— begin Data extract —
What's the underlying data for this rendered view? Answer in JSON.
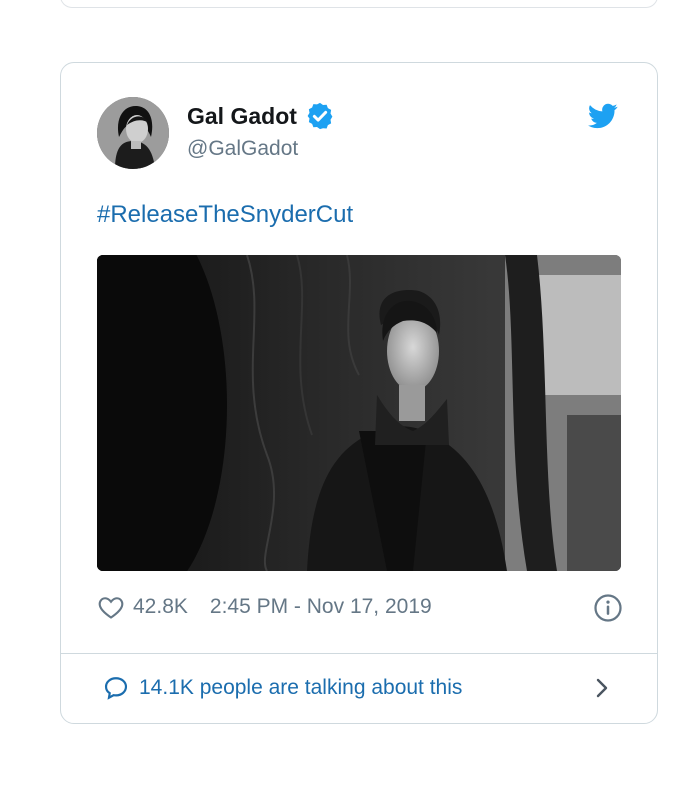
{
  "tweet": {
    "author_name": "Gal Gadot",
    "author_handle": "@GalGadot",
    "hashtag": "#ReleaseTheSnyderCut",
    "likes": "42.8K",
    "timestamp": "2:45 PM - Nov 17, 2019",
    "talking": "14.1K people are talking about this"
  },
  "icons": {
    "verified": "verified-badge-icon",
    "bird": "twitter-bird-icon",
    "heart": "heart-icon",
    "info": "info-icon",
    "bubble": "reply-bubble-icon",
    "chevron": "chevron-right-icon"
  },
  "colors": {
    "accent": "#1da1f2",
    "link": "#1b6dae",
    "muted": "#657786",
    "border": "#cfd9de"
  }
}
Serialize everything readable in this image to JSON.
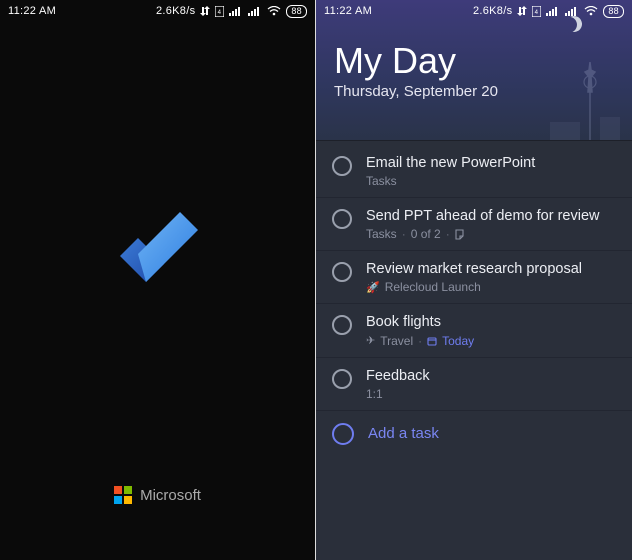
{
  "statusbar": {
    "time": "11:22 AM",
    "speed": "2.6K8/s",
    "battery": "88"
  },
  "left": {
    "brand": "Microsoft"
  },
  "right": {
    "title": "My Day",
    "date": "Thursday, September 20",
    "tasks": [
      {
        "title": "Email  the new PowerPoint",
        "sub_prefix": "Tasks",
        "progress": "",
        "icon": "",
        "tag": "",
        "due": ""
      },
      {
        "title": "Send PPT ahead of demo for review",
        "sub_prefix": "Tasks",
        "progress": "0 of 2",
        "icon": "note",
        "tag": "",
        "due": ""
      },
      {
        "title": "Review market research proposal",
        "sub_prefix": "",
        "progress": "",
        "icon": "rocket",
        "tag": "Relecloud Launch",
        "due": ""
      },
      {
        "title": "Book flights",
        "sub_prefix": "",
        "progress": "",
        "icon": "plane",
        "tag": "Travel",
        "due": "Today"
      },
      {
        "title": "Feedback",
        "sub_prefix": "1:1",
        "progress": "",
        "icon": "",
        "tag": "",
        "due": ""
      }
    ],
    "add_label": "Add a task"
  }
}
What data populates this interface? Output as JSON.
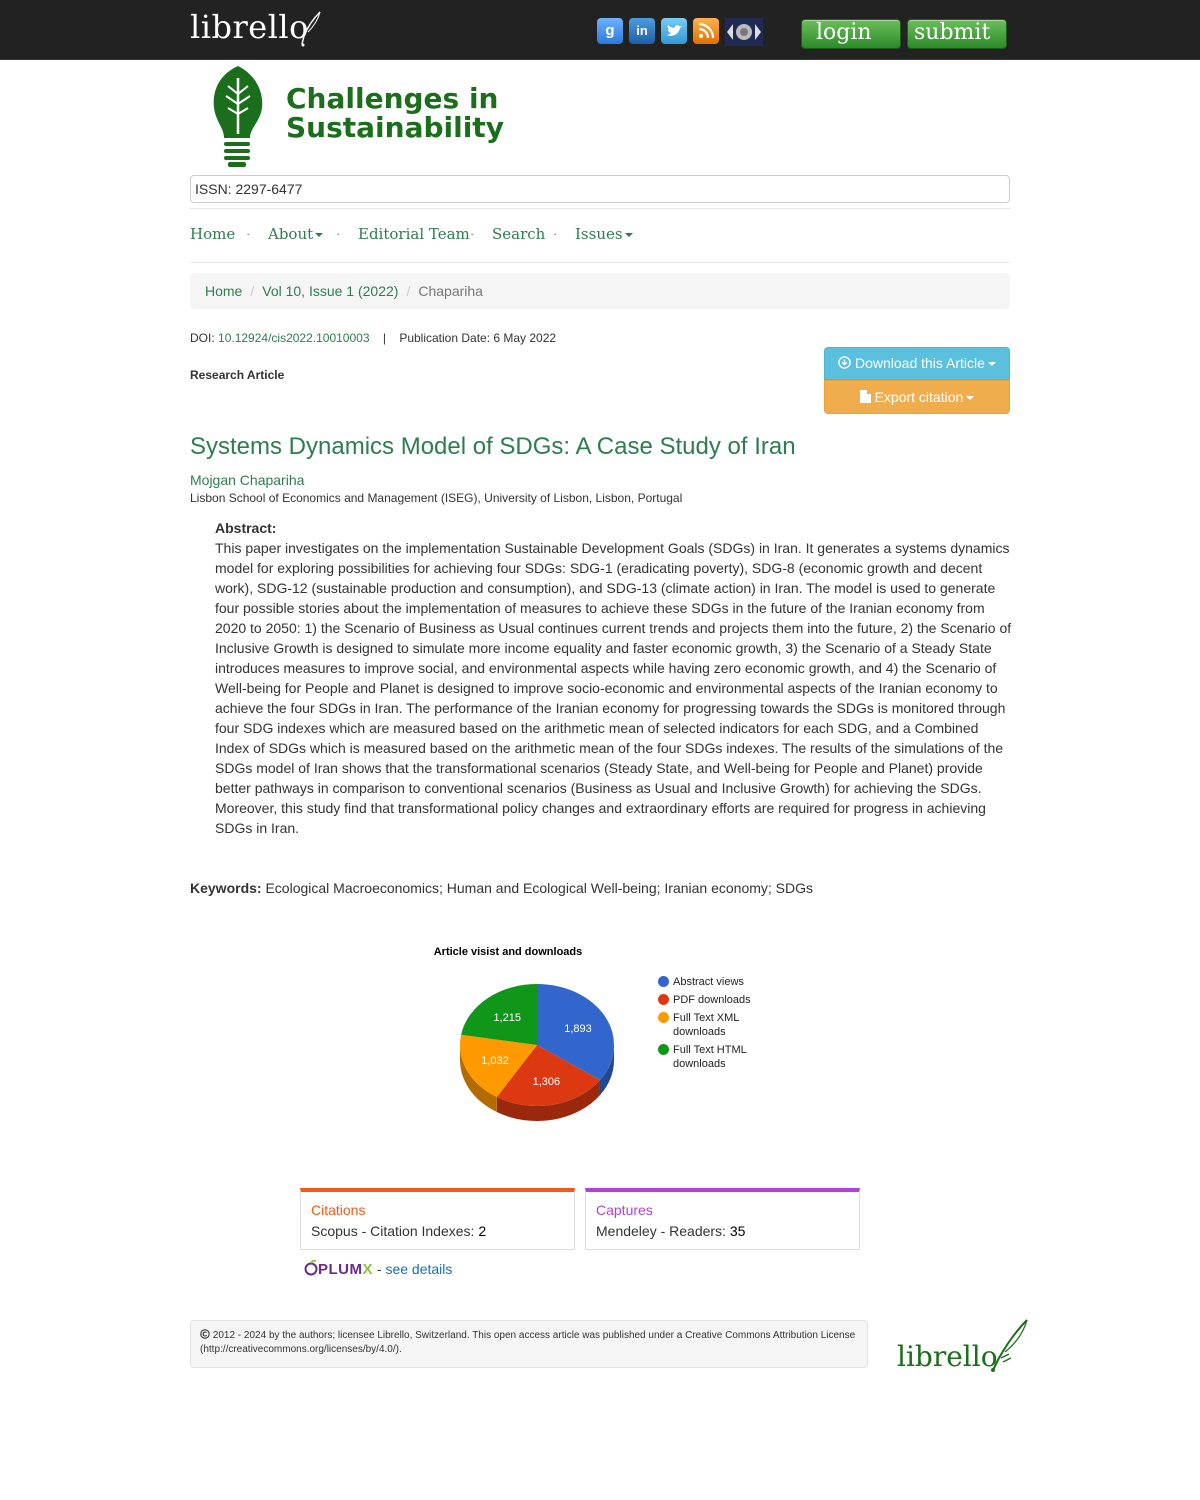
{
  "header": {
    "brand": "librello",
    "social": [
      {
        "name": "google-plus-icon",
        "glyph": "g"
      },
      {
        "name": "linkedin-icon",
        "glyph": "in"
      },
      {
        "name": "twitter-icon",
        "glyph": "t"
      },
      {
        "name": "rss-icon",
        "glyph": ")"
      }
    ],
    "login_label": "login",
    "submit_label": "submit"
  },
  "journal": {
    "title_line1": "Challenges in",
    "title_line2": "Sustainability",
    "issn": "ISSN: 2297-6477"
  },
  "nav": {
    "home": "Home",
    "about": "About",
    "editorial": "Editorial Team",
    "search": "Search",
    "issues": "Issues"
  },
  "breadcrumb": {
    "home": "Home",
    "issue": "Vol 10, Issue 1 (2022)",
    "current": "Chapariha"
  },
  "article": {
    "doi_label": "DOI:",
    "doi": "10.12924/cis2022.10010003",
    "pub_date": "Publication Date: 6 May 2022",
    "type": "Research Article",
    "download_label": "Download this Article",
    "export_label": "Export citation",
    "title": "Systems Dynamics Model of SDGs: A Case Study of Iran",
    "author": "Mojgan Chapariha",
    "affiliation": "Lisbon School of Economics and Management (ISEG), University of Lisbon, Lisbon, Portugal",
    "abstract_label": "Abstract:",
    "abstract": "This paper investigates on the implementation Sustainable Development Goals (SDGs) in Iran. It generates a systems dynamics model for exploring possibilities for achieving four SDGs: SDG-1 (eradicating poverty), SDG-8 (economic growth and decent work), SDG-12 (sustainable production and consumption), and SDG-13 (climate action) in Iran. The model is used to generate four possible stories about the implementation of measures to achieve these SDGs in the future of the Iranian economy from 2020 to 2050: 1) the Scenario of Business as Usual continues current trends and projects them into the future, 2) the Scenario of Inclusive Growth is designed to simulate more income equality and faster economic growth, 3) the Scenario of a Steady State introduces measures to improve social, and environmental aspects while having zero economic growth, and 4) the Scenario of Well-being for People and Planet is designed to improve socio-economic and environmental aspects of the Iranian economy to achieve the four SDGs in Iran. The performance of the Iranian economy for progressing towards the SDGs is monitored through four SDG indexes which are measured based on the arithmetic mean of selected indicators for each SDG, and a Combined Index of SDGs which is measured based on the arithmetic mean of the four SDGs indexes. The results of the simulations of the SDGs model of Iran shows that the transformational scenarios (Steady State, and Well-being for People and Planet) provide better pathways in comparison to conventional scenarios (Business as Usual and Inclusive Growth) for achieving the SDGs. Moreover, this study find that transformational policy changes and extraordinary efforts are required for progress in achieving SDGs in Iran.",
    "keywords_label": "Keywords:",
    "keywords": "Ecological Macroeconomics; Human and Ecological Well-being; Iranian economy; SDGs"
  },
  "chart_data": {
    "type": "pie",
    "title": "Article visist and downloads",
    "series": [
      {
        "name": "Abstract views",
        "value": 1893,
        "label": "1,893",
        "color": "#3366cc"
      },
      {
        "name": "PDF downloads",
        "value": 1306,
        "label": "1,306",
        "color": "#dc3912"
      },
      {
        "name": "Full Text XML downloads",
        "value": 1032,
        "label": "1,032",
        "color": "#ff9900"
      },
      {
        "name": "Full Text HTML downloads",
        "value": 1215,
        "label": "1,215",
        "color": "#109618"
      }
    ],
    "legend_position": "right"
  },
  "metrics": {
    "citations_head": "Citations",
    "citations_line": "Scopus - Citation Indexes:",
    "citations_value": "2",
    "captures_head": "Captures",
    "captures_line": "Mendeley - Readers:",
    "captures_value": "35",
    "plumx_logo_a": "PLUM",
    "plumx_logo_b": "X",
    "plumx_link": "see details"
  },
  "footer": {
    "license": "2012 - 2024 by the authors; licensee Librello, Switzerland. This open access article was published under a Creative Commons Attribution License (http://creativecommons.org/licenses/by/4.0/).",
    "brand": "librello"
  }
}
— end Data extract —
The task:
Quote each record exactly as it stands, minus the pictures.

Complete response:
What's the underlying data for this rendered view? Answer in JSON.
{
  "tweet": {
    "author_name": "Gal Gadot",
    "author_handle": "@GalGadot",
    "hashtag": "#ReleaseTheSnyderCut",
    "likes": "42.8K",
    "timestamp": "2:45 PM - Nov 17, 2019",
    "talking": "14.1K people are talking about this"
  },
  "icons": {
    "verified": "verified-badge-icon",
    "bird": "twitter-bird-icon",
    "heart": "heart-icon",
    "info": "info-icon",
    "bubble": "reply-bubble-icon",
    "chevron": "chevron-right-icon"
  },
  "colors": {
    "accent": "#1da1f2",
    "link": "#1b6dae",
    "muted": "#657786",
    "border": "#cfd9de"
  }
}
Serialize everything readable in this image to JSON.
{
  "statusbar": {
    "time": "11:22 AM",
    "speed": "2.6K8/s",
    "battery": "88"
  },
  "left": {
    "brand": "Microsoft"
  },
  "right": {
    "title": "My Day",
    "date": "Thursday, September 20",
    "tasks": [
      {
        "title": "Email  the new PowerPoint",
        "sub_prefix": "Tasks",
        "progress": "",
        "icon": "",
        "tag": "",
        "due": ""
      },
      {
        "title": "Send PPT ahead of demo for review",
        "sub_prefix": "Tasks",
        "progress": "0 of 2",
        "icon": "note",
        "tag": "",
        "due": ""
      },
      {
        "title": "Review market research proposal",
        "sub_prefix": "",
        "progress": "",
        "icon": "rocket",
        "tag": "Relecloud Launch",
        "due": ""
      },
      {
        "title": "Book flights",
        "sub_prefix": "",
        "progress": "",
        "icon": "plane",
        "tag": "Travel",
        "due": "Today"
      },
      {
        "title": "Feedback",
        "sub_prefix": "1:1",
        "progress": "",
        "icon": "",
        "tag": "",
        "due": ""
      }
    ],
    "add_label": "Add a task"
  }
}
What data populates this interface? Output as JSON.
{
  "header": {
    "brand": "librello",
    "social": [
      {
        "name": "google-plus-icon",
        "glyph": "g"
      },
      {
        "name": "linkedin-icon",
        "glyph": "in"
      },
      {
        "name": "twitter-icon",
        "glyph": "t"
      },
      {
        "name": "rss-icon",
        "glyph": ")"
      }
    ],
    "login_label": "login",
    "submit_label": "submit"
  },
  "journal": {
    "title_line1": "Challenges in",
    "title_line2": "Sustainability",
    "issn": "ISSN: 2297-6477"
  },
  "nav": {
    "home": "Home",
    "about": "About",
    "editorial": "Editorial Team",
    "search": "Search",
    "issues": "Issues"
  },
  "breadcrumb": {
    "home": "Home",
    "issue": "Vol 10, Issue 1 (2022)",
    "current": "Chapariha"
  },
  "article": {
    "doi_label": "DOI:",
    "doi": "10.12924/cis2022.10010003",
    "pub_date": "Publication Date: 6 May 2022",
    "type": "Research Article",
    "download_label": "Download this Article",
    "export_label": "Export citation",
    "title": "Systems Dynamics Model of SDGs: A Case Study of Iran",
    "author": "Mojgan Chapariha",
    "affiliation": "Lisbon School of Economics and Management (ISEG), University of Lisbon, Lisbon, Portugal",
    "abstract_label": "Abstract:",
    "abstract": "This paper investigates on the implementation Sustainable Development Goals (SDGs) in Iran. It generates a systems dynamics model for exploring possibilities for achieving four SDGs: SDG-1 (eradicating poverty), SDG-8 (economic growth and decent work), SDG-12 (sustainable production and consumption), and SDG-13 (climate action) in Iran. The model is used to generate four possible stories about the implementation of measures to achieve these SDGs in the future of the Iranian economy from 2020 to 2050: 1) the Scenario of Business as Usual continues current trends and projects them into the future, 2) the Scenario of Inclusive Growth is designed to simulate more income equality and faster economic growth, 3) the Scenario of a Steady State introduces measures to improve social, and environmental aspects while having zero economic growth, and 4) the Scenario of Well-being for People and Planet is designed to improve socio-economic and environmental aspects of the Iranian economy to achieve the four SDGs in Iran. The performance of the Iranian economy for progressing towards the SDGs is monitored through four SDG indexes which are measured based on the arithmetic mean of selected indicators for each SDG, and a Combined Index of SDGs which is measured based on the arithmetic mean of the four SDGs indexes. The results of the simulations of the SDGs model of Iran shows that the transformational scenarios (Steady State, and Well-being for People and Planet) provide better pathways in comparison to conventional scenarios (Business as Usual and Inclusive Growth) for achieving the SDGs. Moreover, this study find that transformational policy changes and extraordinary efforts are required for progress in achieving SDGs in Iran.",
    "keywords_label": "Keywords:",
    "keywords": "Ecological Macroeconomics; Human and Ecological Well-being; Iranian economy; SDGs"
  },
  "chart_data": {
    "type": "pie",
    "title": "Article visist and downloads",
    "series": [
      {
        "name": "Abstract views",
        "value": 1893,
        "label": "1,893",
        "color": "#3366cc"
      },
      {
        "name": "PDF downloads",
        "value": 1306,
        "label": "1,306",
        "color": "#dc3912"
      },
      {
        "name": "Full Text XML downloads",
        "value": 1032,
        "label": "1,032",
        "color": "#ff9900"
      },
      {
        "name": "Full Text HTML downloads",
        "value": 1215,
        "label": "1,215",
        "color": "#109618"
      }
    ],
    "legend_position": "right"
  },
  "metrics": {
    "citations_head": "Citations",
    "citations_line": "Scopus - Citation Indexes:",
    "citations_value": "2",
    "captures_head": "Captures",
    "captures_line": "Mendeley - Readers:",
    "captures_value": "35",
    "plumx_logo_a": "PLUM",
    "plumx_logo_b": "X",
    "plumx_link": "see details"
  },
  "footer": {
    "license": "2012 - 2024 by the authors; licensee Librello, Switzerland. This open access article was published under a Creative Commons Attribution License (http://creativecommons.org/licenses/by/4.0/).",
    "brand": "librello"
  }
}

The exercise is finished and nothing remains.